Task details - Scan the data below for the string "text". Show every line where it turns up.

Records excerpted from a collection

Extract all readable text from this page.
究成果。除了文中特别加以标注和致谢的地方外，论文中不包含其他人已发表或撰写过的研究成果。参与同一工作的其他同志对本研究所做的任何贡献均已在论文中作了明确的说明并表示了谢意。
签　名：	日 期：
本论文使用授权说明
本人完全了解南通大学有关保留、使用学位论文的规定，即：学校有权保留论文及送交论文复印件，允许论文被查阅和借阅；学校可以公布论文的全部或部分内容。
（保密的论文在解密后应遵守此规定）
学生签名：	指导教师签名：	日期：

...

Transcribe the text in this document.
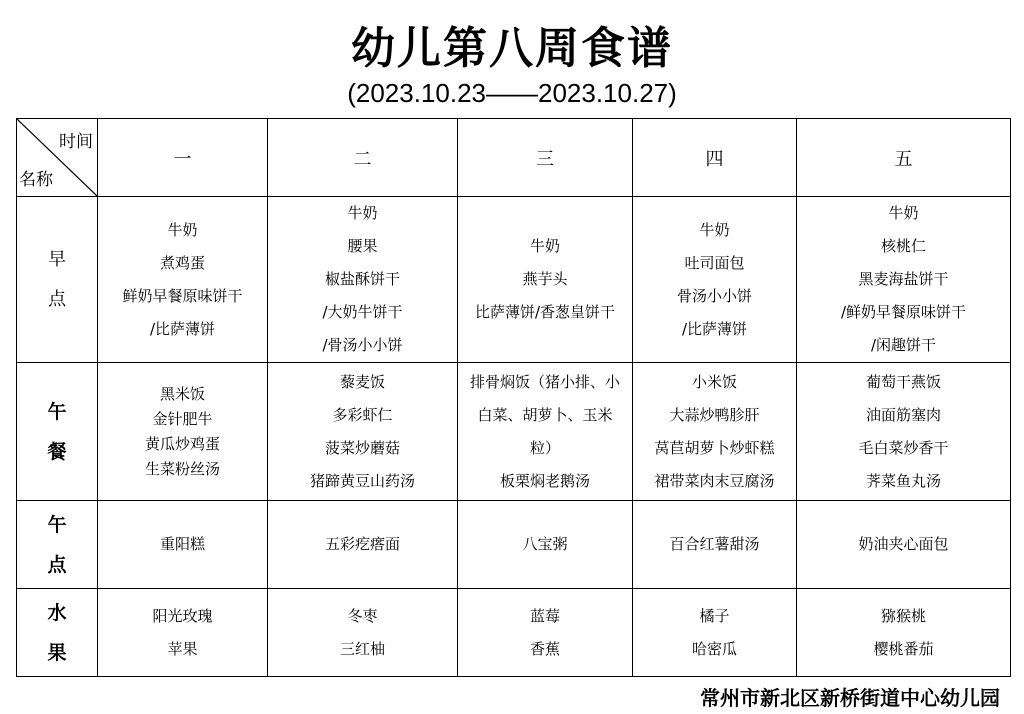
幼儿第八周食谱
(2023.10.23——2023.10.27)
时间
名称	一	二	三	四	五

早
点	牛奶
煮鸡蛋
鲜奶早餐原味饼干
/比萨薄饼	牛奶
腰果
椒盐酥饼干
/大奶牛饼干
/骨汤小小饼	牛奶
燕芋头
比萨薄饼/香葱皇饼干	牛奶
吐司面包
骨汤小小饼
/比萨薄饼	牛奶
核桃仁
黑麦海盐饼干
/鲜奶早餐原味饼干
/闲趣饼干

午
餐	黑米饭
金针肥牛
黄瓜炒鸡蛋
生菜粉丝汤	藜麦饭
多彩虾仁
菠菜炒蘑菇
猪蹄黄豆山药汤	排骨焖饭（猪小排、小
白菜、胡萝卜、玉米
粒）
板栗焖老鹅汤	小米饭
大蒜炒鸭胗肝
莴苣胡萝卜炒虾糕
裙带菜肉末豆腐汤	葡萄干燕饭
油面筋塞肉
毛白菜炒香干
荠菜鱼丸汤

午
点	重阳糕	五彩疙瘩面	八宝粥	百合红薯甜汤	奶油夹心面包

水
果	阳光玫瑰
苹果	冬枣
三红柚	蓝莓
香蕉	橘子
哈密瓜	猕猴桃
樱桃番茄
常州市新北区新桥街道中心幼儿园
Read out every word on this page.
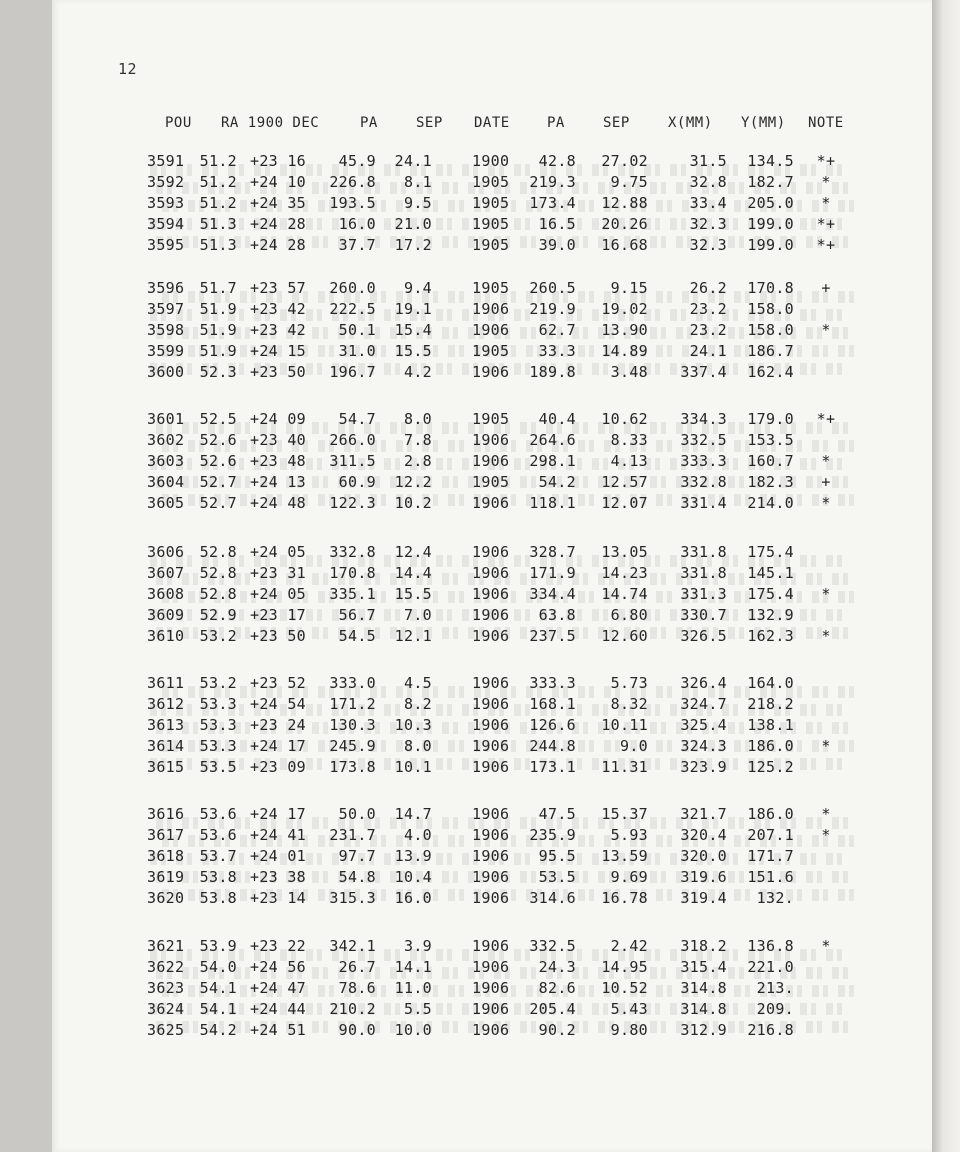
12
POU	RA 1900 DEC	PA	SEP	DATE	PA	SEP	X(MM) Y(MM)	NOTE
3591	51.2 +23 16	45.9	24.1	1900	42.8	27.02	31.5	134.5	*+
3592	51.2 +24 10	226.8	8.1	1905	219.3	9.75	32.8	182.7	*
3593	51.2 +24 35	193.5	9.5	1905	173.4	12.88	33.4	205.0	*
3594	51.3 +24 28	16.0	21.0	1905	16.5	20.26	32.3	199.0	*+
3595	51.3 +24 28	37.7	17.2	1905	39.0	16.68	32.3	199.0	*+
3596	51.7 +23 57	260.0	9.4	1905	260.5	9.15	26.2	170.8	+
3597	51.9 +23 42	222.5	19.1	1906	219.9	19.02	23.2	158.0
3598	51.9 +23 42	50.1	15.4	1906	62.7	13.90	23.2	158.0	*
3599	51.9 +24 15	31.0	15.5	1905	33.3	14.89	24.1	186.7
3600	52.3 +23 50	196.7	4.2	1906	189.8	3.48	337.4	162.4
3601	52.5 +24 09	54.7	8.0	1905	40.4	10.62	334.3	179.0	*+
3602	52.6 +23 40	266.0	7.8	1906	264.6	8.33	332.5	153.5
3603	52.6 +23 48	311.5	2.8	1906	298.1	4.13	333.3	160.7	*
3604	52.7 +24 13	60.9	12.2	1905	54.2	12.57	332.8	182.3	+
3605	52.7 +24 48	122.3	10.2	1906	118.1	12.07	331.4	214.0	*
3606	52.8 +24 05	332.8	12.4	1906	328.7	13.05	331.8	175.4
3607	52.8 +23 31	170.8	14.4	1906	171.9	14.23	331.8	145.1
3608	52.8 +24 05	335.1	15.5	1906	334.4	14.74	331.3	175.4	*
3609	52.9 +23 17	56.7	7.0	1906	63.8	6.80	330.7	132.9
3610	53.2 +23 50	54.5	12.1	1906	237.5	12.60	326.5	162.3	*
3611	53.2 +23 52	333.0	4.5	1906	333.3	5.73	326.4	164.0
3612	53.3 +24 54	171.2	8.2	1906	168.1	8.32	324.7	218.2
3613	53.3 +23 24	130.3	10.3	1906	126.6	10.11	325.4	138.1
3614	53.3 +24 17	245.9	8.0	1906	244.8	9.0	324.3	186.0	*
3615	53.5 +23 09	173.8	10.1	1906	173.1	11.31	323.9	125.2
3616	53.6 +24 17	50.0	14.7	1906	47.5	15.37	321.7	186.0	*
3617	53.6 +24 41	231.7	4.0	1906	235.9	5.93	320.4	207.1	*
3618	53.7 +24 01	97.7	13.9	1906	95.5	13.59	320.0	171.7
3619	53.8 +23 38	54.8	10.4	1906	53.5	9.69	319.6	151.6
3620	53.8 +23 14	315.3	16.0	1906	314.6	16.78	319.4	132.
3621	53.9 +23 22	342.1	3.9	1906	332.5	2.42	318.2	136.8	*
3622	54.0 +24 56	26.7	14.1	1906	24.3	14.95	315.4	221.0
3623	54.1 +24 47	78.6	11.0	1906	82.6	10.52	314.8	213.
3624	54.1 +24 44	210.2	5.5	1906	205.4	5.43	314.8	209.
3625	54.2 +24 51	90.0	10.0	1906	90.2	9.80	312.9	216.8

Output of the task -
Extract all readable text from this page.
Transcribe the text in this document.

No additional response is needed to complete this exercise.